Available data ::
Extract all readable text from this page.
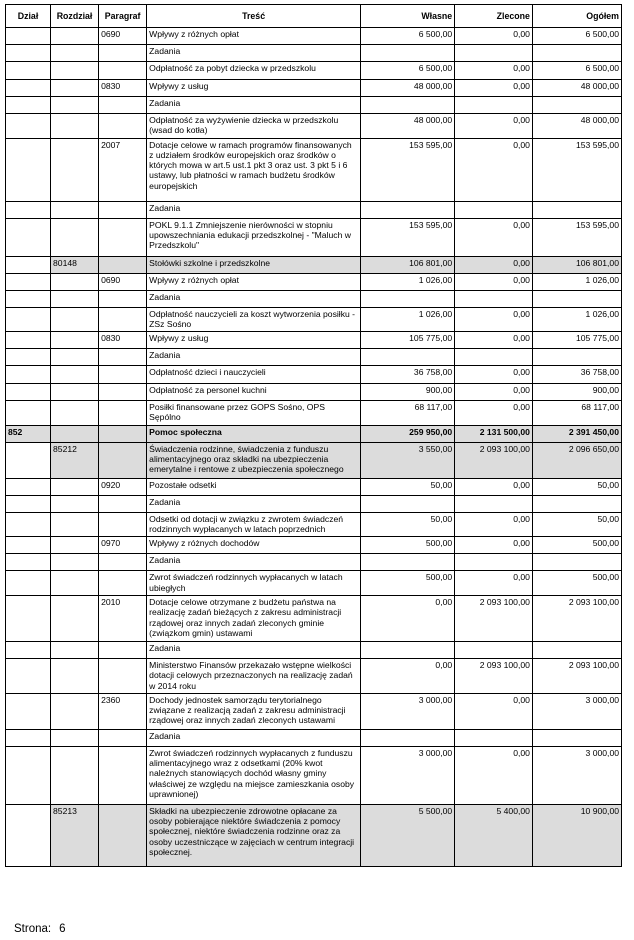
Dział	Rozdział	Paragraf	Treść	Własne	Zlecone	Ogółem
		0690	Wpływy z różnych opłat	6 500,00	0,00	6 500,00
			Zadania			
			Odpłatność za pobyt dziecka w przedszkolu	6 500,00	0,00	6 500,00
		0830	Wpływy z usług	48 000,00	0,00	48 000,00
			Zadania			
			Odpłatność za wyżywienie dziecka w przedszkolu (wsad do kotła)	48 000,00	0,00	48 000,00
		2007	Dotacje celowe w ramach programów finansowanych z udziałem środków europejskich oraz środków o których mowa w art.5 ust.1 pkt 3 oraz ust. 3 pkt 5 i 6 ustawy, lub płatności w ramach budżetu środków europejskich	153 595,00	0,00	153 595,00
			Zadania			
			POKL 9.1.1 Zmniejszenie nierówności w stopniu upowszechniania edukacji przedszkolnej - "Maluch w Przedszkolu"	153 595,00	0,00	153 595,00
	80148		Stołówki szkolne i przedszkolne	106 801,00	0,00	106 801,00
		0690	Wpływy z różnych opłat	1 026,00	0,00	1 026,00
			Zadania			
			Odpłatność nauczycieli za koszt wytworzenia posiłku - ZSz Sośno	1 026,00	0,00	1 026,00
		0830	Wpływy z usług	105 775,00	0,00	105 775,00
			Zadania			
			Odpłatność dzieci i nauczycieli	36 758,00	0,00	36 758,00
			Odpłatność za personel kuchni	900,00	0,00	900,00
			Posiłki finansowane przez GOPS Sośno, OPS Sępólno	68 117,00	0,00	68 117,00
852			Pomoc społeczna	259 950,00	2 131 500,00	2 391 450,00
	85212		Świadczenia rodzinne, świadczenia z funduszu alimentacyjnego oraz składki na ubezpieczenia emerytalne i rentowe z ubezpieczenia społecznego	3 550,00	2 093 100,00	2 096 650,00
		0920	Pozostałe odsetki	50,00	0,00	50,00
			Zadania			
			Odsetki od dotacji w związku z zwrotem świadczeń rodzinnych wypłacanych w latach poprzednich	50,00	0,00	50,00
		0970	Wpływy z różnych dochodów	500,00	0,00	500,00
			Zadania			
			Zwrot świadczeń rodzinnych wypłacanych w latach ubiegłych	500,00	0,00	500,00
		2010	Dotacje celowe otrzymane z budżetu państwa na realizację zadań bieżących z zakresu administracji rządowej oraz innych zadań zleconych gminie (związkom gmin) ustawami	0,00	2 093 100,00	2 093 100,00
			Zadania			
			Ministerstwo Finansów przekazało wstępne wielkości dotacji celowych przeznaczonych na realizację zadań w 2014 roku	0,00	2 093 100,00	2 093 100,00
		2360	Dochody jednostek samorządu terytorialnego związane z realizacją zadań z zakresu administracji rządowej oraz innych zadań zleconych ustawami	3 000,00	0,00	3 000,00
			Zadania			
			Zwrot świadczeń rodzinnych wypłacanych z funduszu alimentacyjnego wraz z odsetkami (20% kwot należnych stanowiących dochód własny gminy właściwej ze względu na miejsce zamieszkania osoby uprawnionej)	3 000,00	0,00	3 000,00
	85213		Składki na ubezpieczenie zdrowotne opłacane za osoby pobierające niektóre świadczenia z pomocy społecznej, niektóre świadczenia rodzinne oraz za osoby uczestniczące w zajęciach w centrum integracji społecznej.	5 500,00	5 400,00	10 900,00
Strona: 6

Written task ::
Which lines contain the word "różnych"? Return each of them.

The completed task ::
		0690	Wpływy z różnych opłat	6 500,00	0,00	6 500,00
		0690	Wpływy z różnych opłat	1 026,00	0,00	1 026,00
		0970	Wpływy z różnych dochodów	500,00	0,00	500,00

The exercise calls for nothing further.